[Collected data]

* * * *

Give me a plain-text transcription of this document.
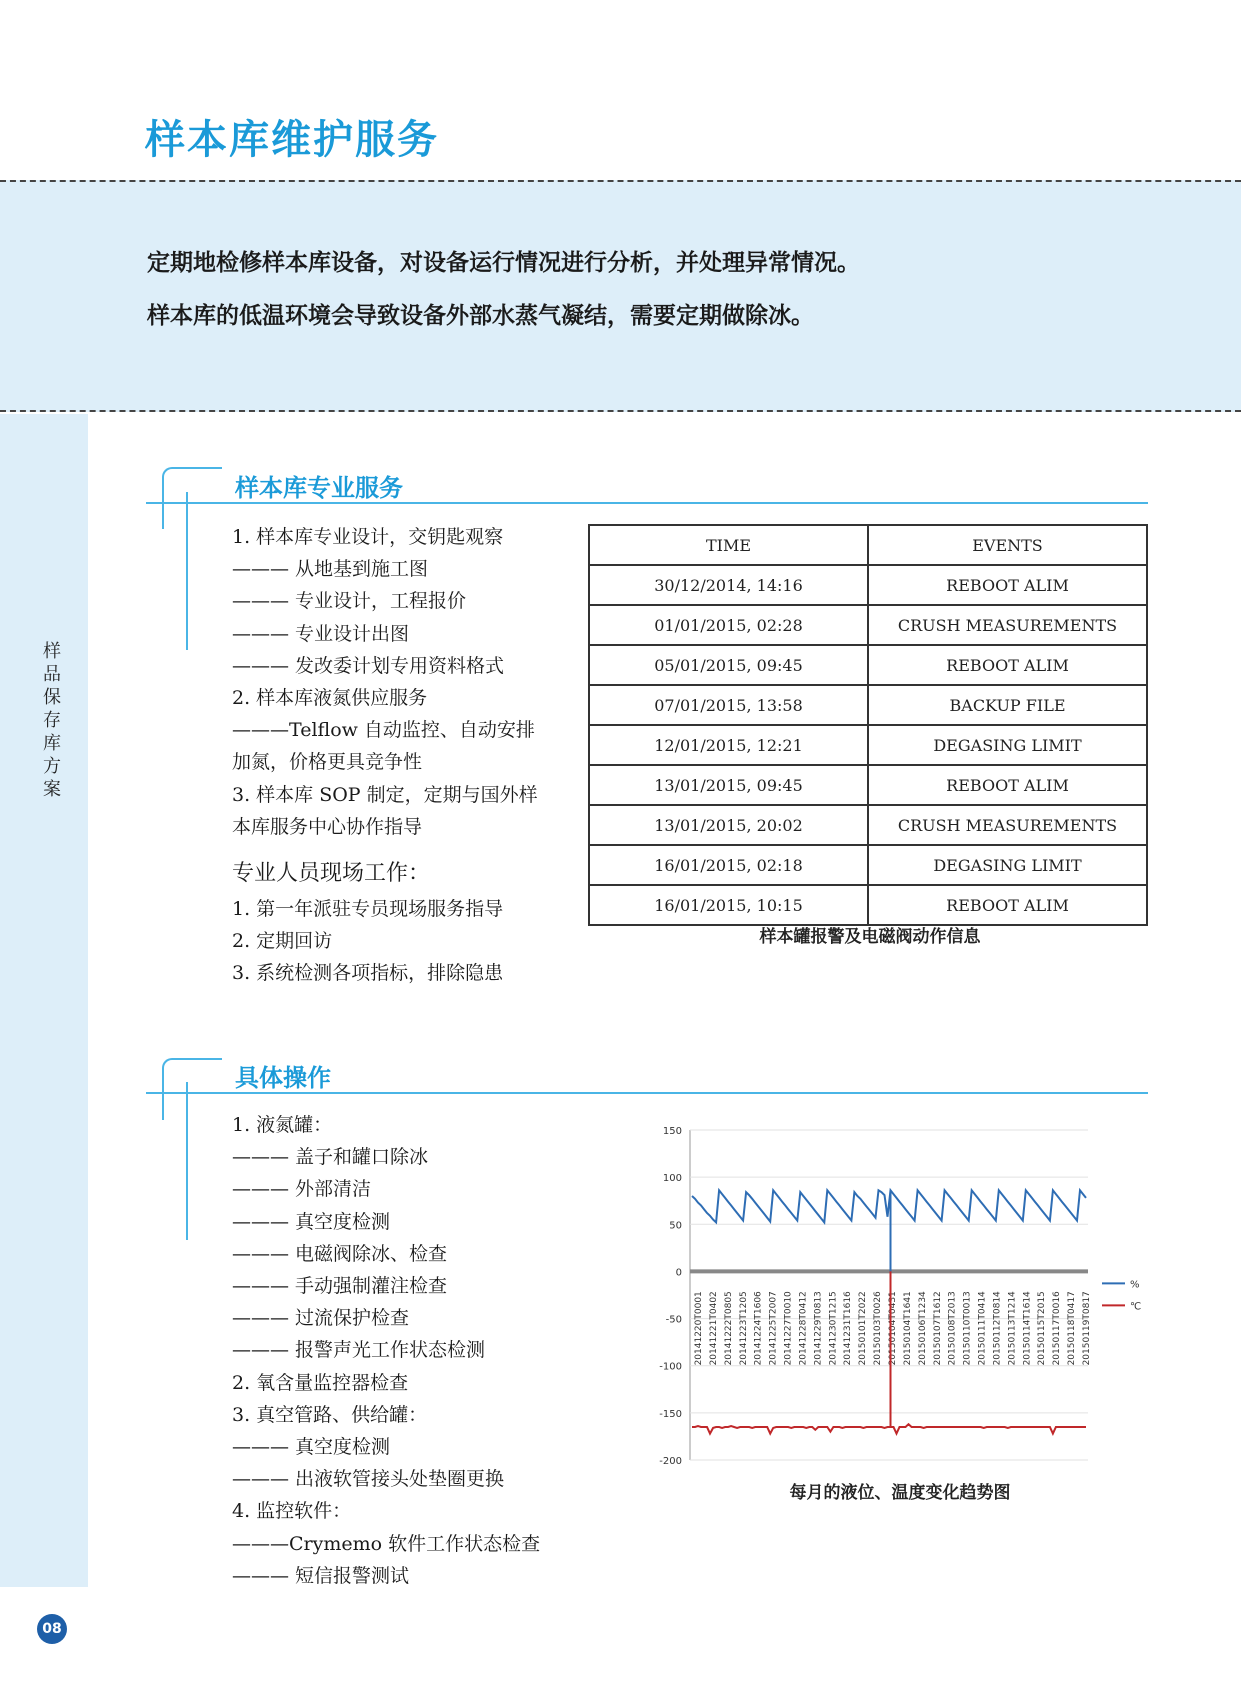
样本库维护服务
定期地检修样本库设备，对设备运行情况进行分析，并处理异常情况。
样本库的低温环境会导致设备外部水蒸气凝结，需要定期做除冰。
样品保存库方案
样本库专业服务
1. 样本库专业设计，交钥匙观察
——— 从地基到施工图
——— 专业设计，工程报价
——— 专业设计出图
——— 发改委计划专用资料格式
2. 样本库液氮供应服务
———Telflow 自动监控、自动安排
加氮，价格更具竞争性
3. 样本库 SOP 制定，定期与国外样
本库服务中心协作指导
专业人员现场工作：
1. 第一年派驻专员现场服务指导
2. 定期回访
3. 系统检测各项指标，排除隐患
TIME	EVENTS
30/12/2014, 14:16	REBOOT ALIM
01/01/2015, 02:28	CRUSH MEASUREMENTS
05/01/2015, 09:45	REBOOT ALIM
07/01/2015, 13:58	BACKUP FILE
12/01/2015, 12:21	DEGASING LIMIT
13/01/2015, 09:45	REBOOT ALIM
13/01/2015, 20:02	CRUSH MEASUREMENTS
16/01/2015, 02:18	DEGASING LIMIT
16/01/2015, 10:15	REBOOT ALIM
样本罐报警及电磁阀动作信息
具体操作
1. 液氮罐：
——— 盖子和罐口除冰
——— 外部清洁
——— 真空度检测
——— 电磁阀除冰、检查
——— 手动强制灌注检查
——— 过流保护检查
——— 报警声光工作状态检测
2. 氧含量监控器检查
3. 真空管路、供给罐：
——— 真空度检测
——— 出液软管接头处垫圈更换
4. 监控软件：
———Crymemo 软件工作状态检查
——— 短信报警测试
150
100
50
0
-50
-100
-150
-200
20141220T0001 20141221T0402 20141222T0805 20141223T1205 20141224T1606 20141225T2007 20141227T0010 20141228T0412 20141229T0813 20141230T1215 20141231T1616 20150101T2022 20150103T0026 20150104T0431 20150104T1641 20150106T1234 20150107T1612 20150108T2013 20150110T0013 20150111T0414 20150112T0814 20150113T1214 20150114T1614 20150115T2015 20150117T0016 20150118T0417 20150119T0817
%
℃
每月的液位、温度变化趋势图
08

* * * *

PROBLEM DETAILS – Extract, from the material above, each line holding the word "DEGASING".

OUTPUT BELOW –
12/01/2015, 12:21	DEGASING LIMIT
16/01/2015, 02:18	DEGASING LIMIT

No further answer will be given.